*** DATA SECTION ***

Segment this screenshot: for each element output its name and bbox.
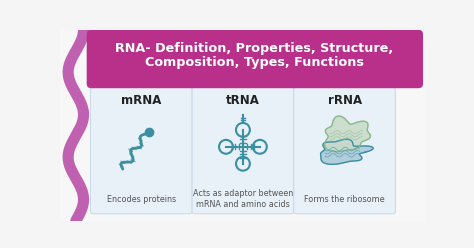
- Text: Forms the ribosome: Forms the ribosome: [304, 195, 385, 204]
- FancyBboxPatch shape: [192, 88, 294, 214]
- Text: tRNA: tRNA: [226, 94, 260, 107]
- Polygon shape: [320, 139, 373, 164]
- FancyBboxPatch shape: [91, 88, 192, 214]
- Text: RNA- Definition, Properties, Structure,: RNA- Definition, Properties, Structure,: [115, 42, 393, 55]
- FancyBboxPatch shape: [87, 31, 422, 88]
- Text: rRNA: rRNA: [328, 94, 362, 107]
- Text: mRNA: mRNA: [121, 94, 162, 107]
- Text: Encodes proteins: Encodes proteins: [107, 195, 176, 204]
- FancyBboxPatch shape: [61, 30, 425, 221]
- Polygon shape: [325, 116, 371, 152]
- FancyBboxPatch shape: [294, 88, 395, 214]
- Text: Composition, Types, Functions: Composition, Types, Functions: [145, 56, 364, 69]
- Text: Acts as adaptor between
mRNA and amino acids: Acts as adaptor between mRNA and amino a…: [193, 189, 293, 209]
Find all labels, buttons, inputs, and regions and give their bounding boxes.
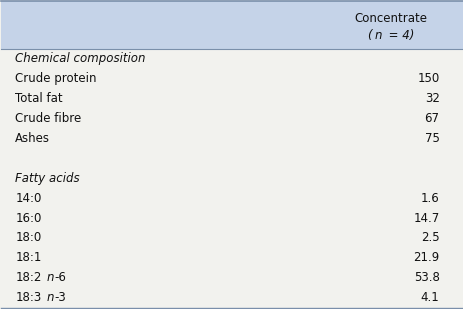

*** End of DATA SECTION ***

● WHAT YOU NEED TO DO: Pictures aside, repeat every line of the data above exactly.

● ANSWER TO THE PROBLEM:
Segment this screenshot: for each element output its name and bbox.
- Text: Forms the ribosome: Forms the ribosome: [304, 195, 385, 204]
- FancyBboxPatch shape: [192, 88, 294, 214]
- Text: tRNA: tRNA: [226, 94, 260, 107]
- Polygon shape: [320, 139, 373, 164]
- FancyBboxPatch shape: [91, 88, 192, 214]
- Text: RNA- Definition, Properties, Structure,: RNA- Definition, Properties, Structure,: [115, 42, 393, 55]
- FancyBboxPatch shape: [87, 31, 422, 88]
- Text: rRNA: rRNA: [328, 94, 362, 107]
- Text: mRNA: mRNA: [121, 94, 162, 107]
- Text: Encodes proteins: Encodes proteins: [107, 195, 176, 204]
- FancyBboxPatch shape: [61, 30, 425, 221]
- Polygon shape: [325, 116, 371, 152]
- FancyBboxPatch shape: [294, 88, 395, 214]
- Text: Composition, Types, Functions: Composition, Types, Functions: [145, 56, 364, 69]
- Text: Acts as adaptor between
mRNA and amino acids: Acts as adaptor between mRNA and amino a…: [193, 189, 293, 209]
Find all labels, buttons, inputs, and regions and give their bounding boxes.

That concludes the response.